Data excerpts
— begin —

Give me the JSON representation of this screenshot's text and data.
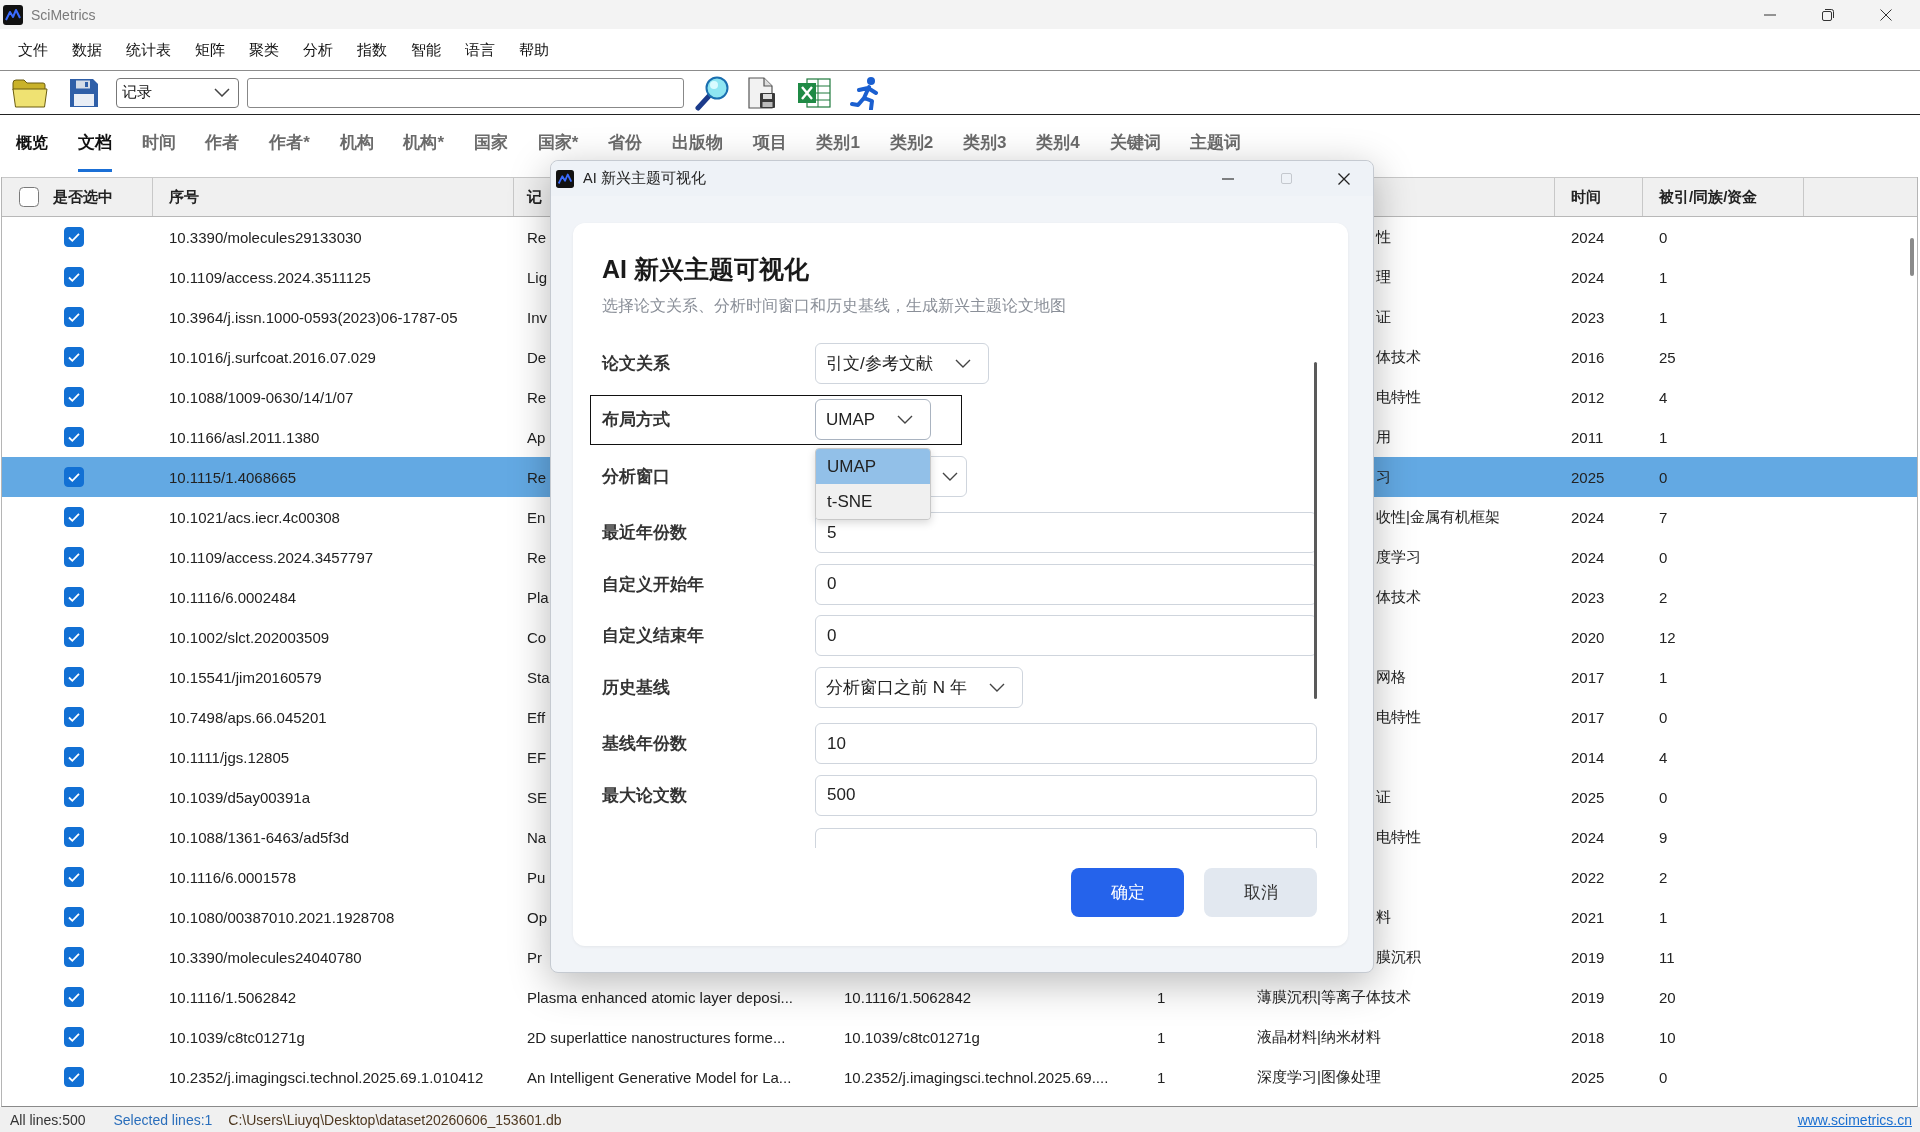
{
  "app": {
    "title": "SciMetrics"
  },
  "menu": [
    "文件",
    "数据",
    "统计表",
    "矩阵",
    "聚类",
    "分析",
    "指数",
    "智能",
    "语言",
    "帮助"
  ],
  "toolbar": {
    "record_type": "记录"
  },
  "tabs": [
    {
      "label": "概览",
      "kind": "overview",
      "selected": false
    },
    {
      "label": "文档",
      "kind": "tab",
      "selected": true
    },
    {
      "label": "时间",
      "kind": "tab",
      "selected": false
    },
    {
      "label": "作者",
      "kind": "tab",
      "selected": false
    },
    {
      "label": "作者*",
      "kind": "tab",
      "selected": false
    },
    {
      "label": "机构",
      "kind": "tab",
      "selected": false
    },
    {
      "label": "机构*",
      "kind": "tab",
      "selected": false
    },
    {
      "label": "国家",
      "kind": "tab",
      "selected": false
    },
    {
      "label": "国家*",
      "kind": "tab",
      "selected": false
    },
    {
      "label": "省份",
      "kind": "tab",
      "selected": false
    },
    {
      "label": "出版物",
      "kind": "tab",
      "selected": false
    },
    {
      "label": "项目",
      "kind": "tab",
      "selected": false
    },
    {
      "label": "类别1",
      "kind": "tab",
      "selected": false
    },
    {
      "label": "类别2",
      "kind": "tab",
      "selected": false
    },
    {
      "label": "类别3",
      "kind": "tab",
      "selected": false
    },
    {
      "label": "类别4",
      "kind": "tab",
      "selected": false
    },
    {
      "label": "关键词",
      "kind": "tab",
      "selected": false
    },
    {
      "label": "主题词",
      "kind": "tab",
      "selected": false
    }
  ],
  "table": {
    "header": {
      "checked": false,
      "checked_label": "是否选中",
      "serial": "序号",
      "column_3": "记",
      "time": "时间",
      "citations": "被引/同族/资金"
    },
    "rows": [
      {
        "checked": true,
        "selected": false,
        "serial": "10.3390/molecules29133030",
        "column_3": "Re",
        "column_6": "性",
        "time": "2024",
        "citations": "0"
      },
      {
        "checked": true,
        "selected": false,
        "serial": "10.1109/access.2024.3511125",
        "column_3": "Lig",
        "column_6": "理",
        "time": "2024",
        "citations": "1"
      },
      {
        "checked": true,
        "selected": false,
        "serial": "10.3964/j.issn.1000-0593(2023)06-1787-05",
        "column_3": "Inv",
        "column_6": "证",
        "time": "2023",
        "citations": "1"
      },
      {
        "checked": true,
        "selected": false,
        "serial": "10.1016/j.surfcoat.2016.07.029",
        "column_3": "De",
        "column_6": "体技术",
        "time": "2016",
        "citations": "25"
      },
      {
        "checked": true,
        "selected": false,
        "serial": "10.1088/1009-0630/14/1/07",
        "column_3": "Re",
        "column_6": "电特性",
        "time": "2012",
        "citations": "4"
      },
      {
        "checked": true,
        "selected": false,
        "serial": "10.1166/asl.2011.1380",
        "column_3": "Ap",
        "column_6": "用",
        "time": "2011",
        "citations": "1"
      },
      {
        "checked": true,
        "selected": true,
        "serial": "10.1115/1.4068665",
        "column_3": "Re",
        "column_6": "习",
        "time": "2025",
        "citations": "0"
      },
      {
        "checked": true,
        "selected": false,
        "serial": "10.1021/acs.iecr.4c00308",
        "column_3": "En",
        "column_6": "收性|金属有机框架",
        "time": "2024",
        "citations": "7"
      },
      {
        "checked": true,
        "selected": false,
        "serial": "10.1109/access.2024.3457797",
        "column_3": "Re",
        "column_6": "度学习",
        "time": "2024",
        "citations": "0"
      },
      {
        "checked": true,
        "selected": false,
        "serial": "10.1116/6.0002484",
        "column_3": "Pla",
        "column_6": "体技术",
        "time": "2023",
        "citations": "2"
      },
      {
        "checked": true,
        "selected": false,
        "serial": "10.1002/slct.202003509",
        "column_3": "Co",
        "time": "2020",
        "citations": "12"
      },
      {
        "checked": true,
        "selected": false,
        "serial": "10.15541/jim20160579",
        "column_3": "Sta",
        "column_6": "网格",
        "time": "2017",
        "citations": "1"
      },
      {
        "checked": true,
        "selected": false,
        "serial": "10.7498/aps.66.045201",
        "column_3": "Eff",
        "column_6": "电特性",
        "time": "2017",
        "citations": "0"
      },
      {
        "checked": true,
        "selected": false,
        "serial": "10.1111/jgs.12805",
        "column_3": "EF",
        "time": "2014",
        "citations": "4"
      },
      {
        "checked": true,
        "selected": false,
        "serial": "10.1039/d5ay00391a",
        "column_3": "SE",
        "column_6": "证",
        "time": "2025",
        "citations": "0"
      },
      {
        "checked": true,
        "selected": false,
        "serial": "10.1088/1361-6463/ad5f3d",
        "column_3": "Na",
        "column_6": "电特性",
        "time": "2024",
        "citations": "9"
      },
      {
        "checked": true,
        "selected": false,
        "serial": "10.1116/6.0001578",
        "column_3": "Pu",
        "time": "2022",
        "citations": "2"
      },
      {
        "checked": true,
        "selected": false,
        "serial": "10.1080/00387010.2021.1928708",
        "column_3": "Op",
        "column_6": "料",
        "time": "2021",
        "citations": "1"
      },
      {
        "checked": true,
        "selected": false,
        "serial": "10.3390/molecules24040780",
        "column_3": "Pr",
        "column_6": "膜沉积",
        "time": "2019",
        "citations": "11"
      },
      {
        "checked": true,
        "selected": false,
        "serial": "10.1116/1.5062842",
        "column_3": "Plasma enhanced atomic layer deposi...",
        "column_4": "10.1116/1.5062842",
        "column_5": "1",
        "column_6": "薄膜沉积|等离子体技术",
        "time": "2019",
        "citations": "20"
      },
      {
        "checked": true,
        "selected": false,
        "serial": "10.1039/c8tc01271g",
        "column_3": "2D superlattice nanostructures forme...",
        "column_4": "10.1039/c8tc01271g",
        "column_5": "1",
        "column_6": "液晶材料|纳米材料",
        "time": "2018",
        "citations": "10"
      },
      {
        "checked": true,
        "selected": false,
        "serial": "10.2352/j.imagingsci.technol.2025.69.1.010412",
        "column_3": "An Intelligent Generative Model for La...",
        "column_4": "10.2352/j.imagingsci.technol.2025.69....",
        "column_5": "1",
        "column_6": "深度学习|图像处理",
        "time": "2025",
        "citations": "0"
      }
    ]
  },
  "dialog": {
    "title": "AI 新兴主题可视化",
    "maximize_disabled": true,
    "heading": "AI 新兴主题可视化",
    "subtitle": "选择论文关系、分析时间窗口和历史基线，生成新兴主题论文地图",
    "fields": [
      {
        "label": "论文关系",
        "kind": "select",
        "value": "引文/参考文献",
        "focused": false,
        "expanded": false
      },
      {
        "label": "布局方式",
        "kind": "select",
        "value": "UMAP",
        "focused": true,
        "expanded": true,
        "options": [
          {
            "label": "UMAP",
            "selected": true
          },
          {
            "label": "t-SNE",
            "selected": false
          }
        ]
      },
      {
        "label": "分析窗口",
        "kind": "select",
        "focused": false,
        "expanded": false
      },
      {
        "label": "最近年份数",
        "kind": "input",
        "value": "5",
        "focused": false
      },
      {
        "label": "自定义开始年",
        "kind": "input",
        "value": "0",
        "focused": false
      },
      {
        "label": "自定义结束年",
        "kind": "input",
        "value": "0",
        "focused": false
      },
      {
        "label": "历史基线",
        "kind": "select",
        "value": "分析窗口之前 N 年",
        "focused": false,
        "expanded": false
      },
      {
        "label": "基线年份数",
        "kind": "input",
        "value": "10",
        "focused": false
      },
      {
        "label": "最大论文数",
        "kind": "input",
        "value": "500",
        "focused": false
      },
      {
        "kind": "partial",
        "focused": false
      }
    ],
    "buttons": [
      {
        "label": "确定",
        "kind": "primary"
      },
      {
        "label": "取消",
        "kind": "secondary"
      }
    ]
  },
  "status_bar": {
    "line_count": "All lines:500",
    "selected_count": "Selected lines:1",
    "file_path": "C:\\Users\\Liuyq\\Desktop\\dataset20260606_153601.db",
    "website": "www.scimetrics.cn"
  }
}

— end —

**Exercise instructions**. Gather up every line in the data above that contains the word "access", copying each one.

**Exercise result**.
        "serial": "10.1109/access.2024.3511125",
        "serial": "10.1109/access.2024.3457797",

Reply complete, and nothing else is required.